* **EXERCISE INSTRUCTIONS**: Return each line of the data below exactly, omitting any pictures.

Records contained in a dataset:
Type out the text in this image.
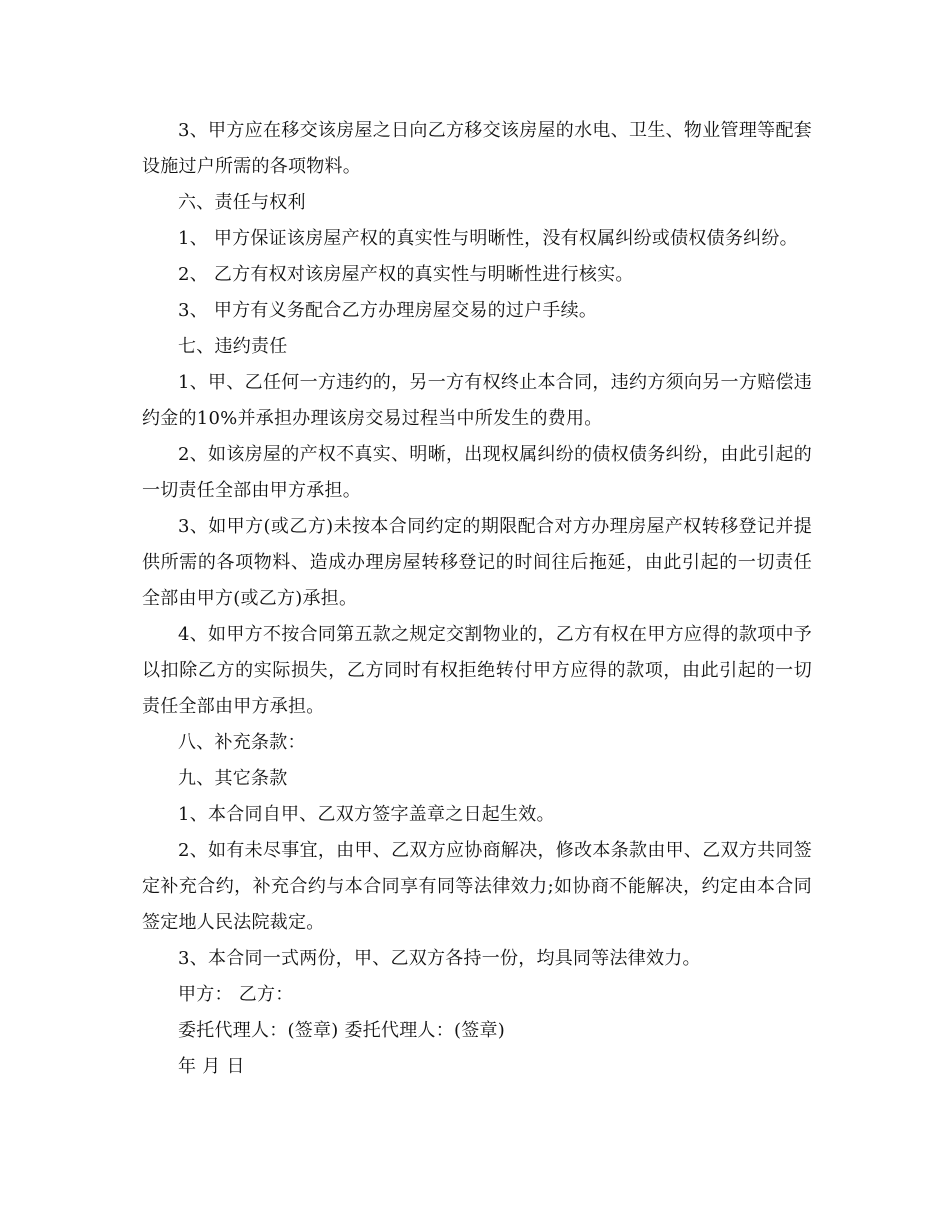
3、甲方应在移交该房屋之日向乙方移交该房屋的水电、卫生、物业管理等配套设施过户所需的各项物料。

六、责任与权利

1、 甲方保证该房屋产权的真实性与明晰性，没有权属纠纷或债权债务纠纷。

2、 乙方有权对该房屋产权的真实性与明晰性进行核实。

3、 甲方有义务配合乙方办理房屋交易的过户手续。

七、违约责任

1、甲、乙任何一方违约的，另一方有权终止本合同，违约方须向另一方赔偿违约金的10%并承担办理该房交易过程当中所发生的费用。

2、如该房屋的产权不真实、明晰，出现权属纠纷的债权债务纠纷，由此引起的一切责任全部由甲方承担。

3、如甲方(或乙方)未按本合同约定的期限配合对方办理房屋产权转移登记并提供所需的各项物料、造成办理房屋转移登记的时间往后拖延，由此引起的一切责任全部由甲方(或乙方)承担。

4、如甲方不按合同第五款之规定交割物业的，乙方有权在甲方应得的款项中予以扣除乙方的实际损失，乙方同时有权拒绝转付甲方应得的款项，由此引起的一切责任全部由甲方承担。

八、补充条款：

九、其它条款

1、本合同自甲、乙双方签字盖章之日起生效。

2、如有未尽事宜，由甲、乙双方应协商解决，修改本条款由甲、乙双方共同签定补充合约，补充合约与本合同享有同等法律效力;如协商不能解决，约定由本合同签定地人民法院裁定。

3、本合同一式两份，甲、乙双方各持一份，均具同等法律效力。

甲方： 乙方：

委托代理人：(签章) 委托代理人：(签章)

年 月 日
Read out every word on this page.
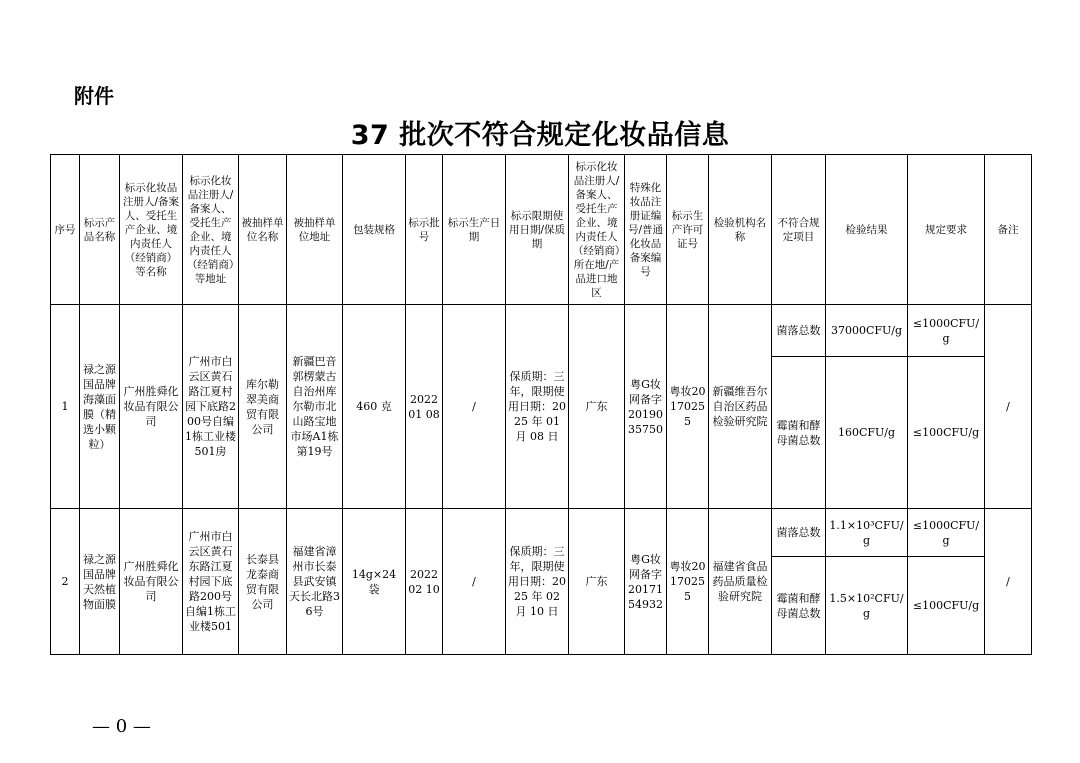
附件
37 批次不符合规定化妆品信息
序号	标示产品名称	标示化妆品注册人/备案人、受托生产企业、境内责任人（经销商）等名称	标示化妆品注册人/备案人、受托生产企业、境内责任人（经销商）等地址	被抽样单位名称	被抽样单位地址	包装规格	标示批号	标示生产日期	标示限期使用日期/保质期	标示化妆品注册人/备案人、受托生产企业、境内责任人（经销商）所在地/产品进口地区	特殊化妆品注册证编号/普通化妆品备案编号	标示生产许可证号	检验机构名称	不符合规定项目	检验结果	规定要求	备注
1	禄之源国品牌海藻面膜（精选小颗粒）	广州胜舜化妆品有限公司	广州市白云区黄石路江夏村园下底路200号自编1栋工业楼501房	库尔勒翠美商贸有限公司	新疆巴音郭楞蒙古自治州库尔勒市北山路宝地市场A1栋第19号	460 克	2022 01 08	/	保质期：三年，限期使用日期：2025 年 01 月 08 日	广东	粤G妆网备字2019035750	粤妆20170255	新疆维吾尔自治区药品检验研究院	菌落总数	37000CFU/g	≤1000CFU/g	/
														霉菌和酵母菌总数	160CFU/g	≤100CFU/g	
2	禄之源国品牌天然植物面膜	广州胜舜化妆品有限公司	广州市白云区黄石东路江夏村园下底路200号自编1栋工业楼501	长泰县龙泰商贸有限公司	福建省漳州市长泰县武安镇天长北路36号	14g×24 袋	2022 02 10	/	保质期：三年，限期使用日期：2025 年 02 月 10 日	广东	粤G妆网备字2017154932	粤妆20170255	福建省食品药品质量检验研究院	菌落总数	1.1×10³CFU/g	≤1000CFU/g	/
														霉菌和酵母菌总数	1.5×10²CFU/g	≤100CFU/g	
— 0 —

* **PROBLEM SOLUTION**:
Type out the text in this image.
3、甲方应在移交该房屋之日向乙方移交该房屋的水电、卫生、物业管理等配套设施过户所需的各项物料。

六、责任与权利

1、 甲方保证该房屋产权的真实性与明晰性，没有权属纠纷或债权债务纠纷。

2、 乙方有权对该房屋产权的真实性与明晰性进行核实。

3、 甲方有义务配合乙方办理房屋交易的过户手续。

七、违约责任

1、甲、乙任何一方违约的，另一方有权终止本合同，违约方须向另一方赔偿违约金的10%并承担办理该房交易过程当中所发生的费用。

2、如该房屋的产权不真实、明晰，出现权属纠纷的债权债务纠纷，由此引起的一切责任全部由甲方承担。

3、如甲方(或乙方)未按本合同约定的期限配合对方办理房屋产权转移登记并提供所需的各项物料、造成办理房屋转移登记的时间往后拖延，由此引起的一切责任全部由甲方(或乙方)承担。

4、如甲方不按合同第五款之规定交割物业的，乙方有权在甲方应得的款项中予以扣除乙方的实际损失，乙方同时有权拒绝转付甲方应得的款项，由此引起的一切责任全部由甲方承担。

八、补充条款：

九、其它条款

1、本合同自甲、乙双方签字盖章之日起生效。

2、如有未尽事宜，由甲、乙双方应协商解决，修改本条款由甲、乙双方共同签定补充合约，补充合约与本合同享有同等法律效力;如协商不能解决，约定由本合同签定地人民法院裁定。

3、本合同一式两份，甲、乙双方各持一份，均具同等法律效力。

甲方： 乙方：

委托代理人：(签章) 委托代理人：(签章)

年 月 日
Read out every word on this page.
附件
37 批次不符合规定化妆品信息
序号	标示产品名称	标示化妆品注册人/备案人、受托生产企业、境内责任人（经销商）等名称	标示化妆品注册人/备案人、受托生产企业、境内责任人（经销商）等地址	被抽样单位名称	被抽样单位地址	包装规格	标示批号	标示生产日期	标示限期使用日期/保质期	标示化妆品注册人/备案人、受托生产企业、境内责任人（经销商）所在地/产品进口地区	特殊化妆品注册证编号/普通化妆品备案编号	标示生产许可证号	检验机构名称	不符合规定项目	检验结果	规定要求	备注
1	禄之源国品牌海藻面膜（精选小颗粒）	广州胜舜化妆品有限公司	广州市白云区黄石路江夏村园下底路200号自编1栋工业楼501房	库尔勒翠美商贸有限公司	新疆巴音郭楞蒙古自治州库尔勒市北山路宝地市场A1栋第19号	460 克	2022 01 08	/	保质期：三年，限期使用日期：2025 年 01 月 08 日	广东	粤G妆网备字2019035750	粤妆20170255	新疆维吾尔自治区药品检验研究院	菌落总数	37000CFU/g	≤1000CFU/g	/
														霉菌和酵母菌总数	160CFU/g	≤100CFU/g	
2	禄之源国品牌天然植物面膜	广州胜舜化妆品有限公司	广州市白云区黄石东路江夏村园下底路200号自编1栋工业楼501	长泰县龙泰商贸有限公司	福建省漳州市长泰县武安镇天长北路36号	14g×24 袋	2022 02 10	/	保质期：三年，限期使用日期：2025 年 02 月 10 日	广东	粤G妆网备字2017154932	粤妆20170255	福建省食品药品质量检验研究院	菌落总数	1.1×10³CFU/g	≤1000CFU/g	/
														霉菌和酵母菌总数	1.5×10²CFU/g	≤100CFU/g	
— 0 —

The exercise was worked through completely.